*Brief*. Write out the whole listing again, exactly.

━━━━━━━━

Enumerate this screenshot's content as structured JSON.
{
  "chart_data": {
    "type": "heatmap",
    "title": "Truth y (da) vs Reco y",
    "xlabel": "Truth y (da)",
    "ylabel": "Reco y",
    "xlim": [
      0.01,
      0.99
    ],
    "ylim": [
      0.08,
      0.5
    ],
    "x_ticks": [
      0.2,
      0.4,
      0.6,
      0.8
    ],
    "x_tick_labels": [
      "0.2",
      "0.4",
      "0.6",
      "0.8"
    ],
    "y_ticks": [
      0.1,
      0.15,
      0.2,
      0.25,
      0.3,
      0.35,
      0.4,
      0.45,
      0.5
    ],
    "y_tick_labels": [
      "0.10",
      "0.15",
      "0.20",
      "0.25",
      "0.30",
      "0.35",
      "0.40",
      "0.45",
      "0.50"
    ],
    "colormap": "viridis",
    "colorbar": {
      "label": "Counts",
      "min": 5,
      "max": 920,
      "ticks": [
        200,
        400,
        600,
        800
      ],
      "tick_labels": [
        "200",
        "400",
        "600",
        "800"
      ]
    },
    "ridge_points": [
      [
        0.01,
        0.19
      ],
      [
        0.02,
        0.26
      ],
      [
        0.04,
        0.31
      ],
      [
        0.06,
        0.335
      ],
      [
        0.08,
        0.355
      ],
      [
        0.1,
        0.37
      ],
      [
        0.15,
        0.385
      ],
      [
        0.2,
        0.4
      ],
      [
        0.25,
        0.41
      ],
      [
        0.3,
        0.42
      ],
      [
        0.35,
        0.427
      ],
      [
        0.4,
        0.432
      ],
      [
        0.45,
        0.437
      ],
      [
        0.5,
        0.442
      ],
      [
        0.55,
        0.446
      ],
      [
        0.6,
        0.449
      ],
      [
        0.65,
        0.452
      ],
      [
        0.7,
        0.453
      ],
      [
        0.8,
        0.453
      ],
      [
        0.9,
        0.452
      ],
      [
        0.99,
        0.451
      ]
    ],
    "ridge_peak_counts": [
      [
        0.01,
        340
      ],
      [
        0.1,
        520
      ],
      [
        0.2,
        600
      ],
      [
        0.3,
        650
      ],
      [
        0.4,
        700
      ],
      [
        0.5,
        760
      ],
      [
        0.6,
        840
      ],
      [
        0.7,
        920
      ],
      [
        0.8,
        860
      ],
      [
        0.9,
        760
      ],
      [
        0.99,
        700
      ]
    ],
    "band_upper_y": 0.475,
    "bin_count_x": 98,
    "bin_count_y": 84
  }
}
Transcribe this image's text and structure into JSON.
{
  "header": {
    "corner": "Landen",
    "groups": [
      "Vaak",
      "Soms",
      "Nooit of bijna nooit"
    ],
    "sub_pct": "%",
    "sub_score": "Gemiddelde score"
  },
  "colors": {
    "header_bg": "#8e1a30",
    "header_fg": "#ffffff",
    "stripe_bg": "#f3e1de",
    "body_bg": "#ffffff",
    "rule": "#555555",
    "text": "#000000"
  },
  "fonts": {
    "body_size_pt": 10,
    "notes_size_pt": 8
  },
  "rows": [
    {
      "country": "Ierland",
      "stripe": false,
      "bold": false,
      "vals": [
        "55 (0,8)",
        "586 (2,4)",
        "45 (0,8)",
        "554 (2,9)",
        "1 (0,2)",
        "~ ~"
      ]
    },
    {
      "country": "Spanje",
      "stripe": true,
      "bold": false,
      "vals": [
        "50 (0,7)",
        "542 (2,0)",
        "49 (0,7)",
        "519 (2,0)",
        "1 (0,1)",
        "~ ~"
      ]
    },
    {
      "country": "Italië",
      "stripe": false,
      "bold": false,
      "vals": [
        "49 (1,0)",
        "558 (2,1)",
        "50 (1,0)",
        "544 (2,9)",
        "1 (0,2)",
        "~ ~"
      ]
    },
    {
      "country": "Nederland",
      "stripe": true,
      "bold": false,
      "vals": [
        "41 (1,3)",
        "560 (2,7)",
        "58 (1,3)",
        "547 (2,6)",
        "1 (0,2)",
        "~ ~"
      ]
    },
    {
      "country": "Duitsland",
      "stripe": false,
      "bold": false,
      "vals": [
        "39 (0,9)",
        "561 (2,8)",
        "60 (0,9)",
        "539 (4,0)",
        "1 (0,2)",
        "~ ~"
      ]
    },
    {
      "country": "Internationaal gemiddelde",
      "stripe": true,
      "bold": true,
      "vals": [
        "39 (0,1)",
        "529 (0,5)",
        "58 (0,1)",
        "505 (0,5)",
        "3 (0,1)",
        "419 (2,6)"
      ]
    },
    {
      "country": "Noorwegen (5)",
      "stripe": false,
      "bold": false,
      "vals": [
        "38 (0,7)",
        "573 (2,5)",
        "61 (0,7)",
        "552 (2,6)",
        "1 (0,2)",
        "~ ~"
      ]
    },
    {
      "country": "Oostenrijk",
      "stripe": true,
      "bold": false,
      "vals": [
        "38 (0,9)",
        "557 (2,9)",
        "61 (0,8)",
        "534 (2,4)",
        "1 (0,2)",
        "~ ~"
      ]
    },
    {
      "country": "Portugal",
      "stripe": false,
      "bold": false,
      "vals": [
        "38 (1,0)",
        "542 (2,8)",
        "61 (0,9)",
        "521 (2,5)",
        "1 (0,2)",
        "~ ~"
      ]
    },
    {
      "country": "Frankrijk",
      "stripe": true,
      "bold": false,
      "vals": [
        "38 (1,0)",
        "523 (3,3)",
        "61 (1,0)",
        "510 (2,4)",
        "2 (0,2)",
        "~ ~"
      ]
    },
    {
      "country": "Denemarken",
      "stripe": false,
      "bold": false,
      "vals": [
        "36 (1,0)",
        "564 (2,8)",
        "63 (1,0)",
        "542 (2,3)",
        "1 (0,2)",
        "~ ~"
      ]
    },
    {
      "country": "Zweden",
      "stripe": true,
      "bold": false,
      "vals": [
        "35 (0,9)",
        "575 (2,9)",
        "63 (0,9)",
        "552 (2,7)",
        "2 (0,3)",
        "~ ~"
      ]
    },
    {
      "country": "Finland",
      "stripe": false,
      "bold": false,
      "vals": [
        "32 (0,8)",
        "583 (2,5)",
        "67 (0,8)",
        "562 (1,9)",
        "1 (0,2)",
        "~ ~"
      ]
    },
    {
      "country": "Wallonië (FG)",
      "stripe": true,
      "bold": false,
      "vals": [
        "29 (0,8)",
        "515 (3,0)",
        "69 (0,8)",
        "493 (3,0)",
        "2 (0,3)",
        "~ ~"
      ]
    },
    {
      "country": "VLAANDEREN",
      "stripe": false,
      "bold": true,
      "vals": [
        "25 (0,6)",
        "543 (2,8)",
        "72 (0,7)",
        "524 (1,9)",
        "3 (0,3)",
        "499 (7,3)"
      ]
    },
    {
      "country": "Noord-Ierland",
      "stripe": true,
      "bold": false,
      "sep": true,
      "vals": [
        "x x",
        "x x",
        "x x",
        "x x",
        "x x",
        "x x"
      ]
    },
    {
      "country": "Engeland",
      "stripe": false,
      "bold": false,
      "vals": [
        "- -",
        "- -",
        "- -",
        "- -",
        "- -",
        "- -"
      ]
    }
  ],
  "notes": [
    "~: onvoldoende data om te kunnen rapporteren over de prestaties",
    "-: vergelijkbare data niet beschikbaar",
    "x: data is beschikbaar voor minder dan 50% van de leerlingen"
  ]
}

━━━━━━━━

*Solution to this problem*.
Enumerate this screenshot's content as structured JSON.
{
  "chart_data": {
    "type": "heatmap",
    "title": "Truth y (da) vs Reco y",
    "xlabel": "Truth y (da)",
    "ylabel": "Reco y",
    "xlim": [
      0.01,
      0.99
    ],
    "ylim": [
      0.08,
      0.5
    ],
    "x_ticks": [
      0.2,
      0.4,
      0.6,
      0.8
    ],
    "x_tick_labels": [
      "0.2",
      "0.4",
      "0.6",
      "0.8"
    ],
    "y_ticks": [
      0.1,
      0.15,
      0.2,
      0.25,
      0.3,
      0.35,
      0.4,
      0.45,
      0.5
    ],
    "y_tick_labels": [
      "0.10",
      "0.15",
      "0.20",
      "0.25",
      "0.30",
      "0.35",
      "0.40",
      "0.45",
      "0.50"
    ],
    "colormap": "viridis",
    "colorbar": {
      "label": "Counts",
      "min": 5,
      "max": 920,
      "ticks": [
        200,
        400,
        600,
        800
      ],
      "tick_labels": [
        "200",
        "400",
        "600",
        "800"
      ]
    },
    "ridge_points": [
      [
        0.01,
        0.19
      ],
      [
        0.02,
        0.26
      ],
      [
        0.04,
        0.31
      ],
      [
        0.06,
        0.335
      ],
      [
        0.08,
        0.355
      ],
      [
        0.1,
        0.37
      ],
      [
        0.15,
        0.385
      ],
      [
        0.2,
        0.4
      ],
      [
        0.25,
        0.41
      ],
      [
        0.3,
        0.42
      ],
      [
        0.35,
        0.427
      ],
      [
        0.4,
        0.432
      ],
      [
        0.45,
        0.437
      ],
      [
        0.5,
        0.442
      ],
      [
        0.55,
        0.446
      ],
      [
        0.6,
        0.449
      ],
      [
        0.65,
        0.452
      ],
      [
        0.7,
        0.453
      ],
      [
        0.8,
        0.453
      ],
      [
        0.9,
        0.452
      ],
      [
        0.99,
        0.451
      ]
    ],
    "ridge_peak_counts": [
      [
        0.01,
        340
      ],
      [
        0.1,
        520
      ],
      [
        0.2,
        600
      ],
      [
        0.3,
        650
      ],
      [
        0.4,
        700
      ],
      [
        0.5,
        760
      ],
      [
        0.6,
        840
      ],
      [
        0.7,
        920
      ],
      [
        0.8,
        860
      ],
      [
        0.9,
        760
      ],
      [
        0.99,
        700
      ]
    ],
    "band_upper_y": 0.475,
    "bin_count_x": 98,
    "bin_count_y": 84
  }
}
Transcribe this image's text and structure into JSON.
{
  "header": {
    "corner": "Landen",
    "groups": [
      "Vaak",
      "Soms",
      "Nooit of bijna nooit"
    ],
    "sub_pct": "%",
    "sub_score": "Gemiddelde score"
  },
  "colors": {
    "header_bg": "#8e1a30",
    "header_fg": "#ffffff",
    "stripe_bg": "#f3e1de",
    "body_bg": "#ffffff",
    "rule": "#555555",
    "text": "#000000"
  },
  "fonts": {
    "body_size_pt": 10,
    "notes_size_pt": 8
  },
  "rows": [
    {
      "country": "Ierland",
      "stripe": false,
      "bold": false,
      "vals": [
        "55 (0,8)",
        "586 (2,4)",
        "45 (0,8)",
        "554 (2,9)",
        "1 (0,2)",
        "~ ~"
      ]
    },
    {
      "country": "Spanje",
      "stripe": true,
      "bold": false,
      "vals": [
        "50 (0,7)",
        "542 (2,0)",
        "49 (0,7)",
        "519 (2,0)",
        "1 (0,1)",
        "~ ~"
      ]
    },
    {
      "country": "Italië",
      "stripe": false,
      "bold": false,
      "vals": [
        "49 (1,0)",
        "558 (2,1)",
        "50 (1,0)",
        "544 (2,9)",
        "1 (0,2)",
        "~ ~"
      ]
    },
    {
      "country": "Nederland",
      "stripe": true,
      "bold": false,
      "vals": [
        "41 (1,3)",
        "560 (2,7)",
        "58 (1,3)",
        "547 (2,6)",
        "1 (0,2)",
        "~ ~"
      ]
    },
    {
      "country": "Duitsland",
      "stripe": false,
      "bold": false,
      "vals": [
        "39 (0,9)",
        "561 (2,8)",
        "60 (0,9)",
        "539 (4,0)",
        "1 (0,2)",
        "~ ~"
      ]
    },
    {
      "country": "Internationaal gemiddelde",
      "stripe": true,
      "bold": true,
      "vals": [
        "39 (0,1)",
        "529 (0,5)",
        "58 (0,1)",
        "505 (0,5)",
        "3 (0,1)",
        "419 (2,6)"
      ]
    },
    {
      "country": "Noorwegen (5)",
      "stripe": false,
      "bold": false,
      "vals": [
        "38 (0,7)",
        "573 (2,5)",
        "61 (0,7)",
        "552 (2,6)",
        "1 (0,2)",
        "~ ~"
      ]
    },
    {
      "country": "Oostenrijk",
      "stripe": true,
      "bold": false,
      "vals": [
        "38 (0,9)",
        "557 (2,9)",
        "61 (0,8)",
        "534 (2,4)",
        "1 (0,2)",
        "~ ~"
      ]
    },
    {
      "country": "Portugal",
      "stripe": false,
      "bold": false,
      "vals": [
        "38 (1,0)",
        "542 (2,8)",
        "61 (0,9)",
        "521 (2,5)",
        "1 (0,2)",
        "~ ~"
      ]
    },
    {
      "country": "Frankrijk",
      "stripe": true,
      "bold": false,
      "vals": [
        "38 (1,0)",
        "523 (3,3)",
        "61 (1,0)",
        "510 (2,4)",
        "2 (0,2)",
        "~ ~"
      ]
    },
    {
      "country": "Denemarken",
      "stripe": false,
      "bold": false,
      "vals": [
        "36 (1,0)",
        "564 (2,8)",
        "63 (1,0)",
        "542 (2,3)",
        "1 (0,2)",
        "~ ~"
      ]
    },
    {
      "country": "Zweden",
      "stripe": true,
      "bold": false,
      "vals": [
        "35 (0,9)",
        "575 (2,9)",
        "63 (0,9)",
        "552 (2,7)",
        "2 (0,3)",
        "~ ~"
      ]
    },
    {
      "country": "Finland",
      "stripe": false,
      "bold": false,
      "vals": [
        "32 (0,8)",
        "583 (2,5)",
        "67 (0,8)",
        "562 (1,9)",
        "1 (0,2)",
        "~ ~"
      ]
    },
    {
      "country": "Wallonië (FG)",
      "stripe": true,
      "bold": false,
      "vals": [
        "29 (0,8)",
        "515 (3,0)",
        "69 (0,8)",
        "493 (3,0)",
        "2 (0,3)",
        "~ ~"
      ]
    },
    {
      "country": "VLAANDEREN",
      "stripe": false,
      "bold": true,
      "vals": [
        "25 (0,6)",
        "543 (2,8)",
        "72 (0,7)",
        "524 (1,9)",
        "3 (0,3)",
        "499 (7,3)"
      ]
    },
    {
      "country": "Noord-Ierland",
      "stripe": true,
      "bold": false,
      "sep": true,
      "vals": [
        "x x",
        "x x",
        "x x",
        "x x",
        "x x",
        "x x"
      ]
    },
    {
      "country": "Engeland",
      "stripe": false,
      "bold": false,
      "vals": [
        "- -",
        "- -",
        "- -",
        "- -",
        "- -",
        "- -"
      ]
    }
  ],
  "notes": [
    "~: onvoldoende data om te kunnen rapporteren over de prestaties",
    "-: vergelijkbare data niet beschikbaar",
    "x: data is beschikbaar voor minder dan 50% van de leerlingen"
  ]
}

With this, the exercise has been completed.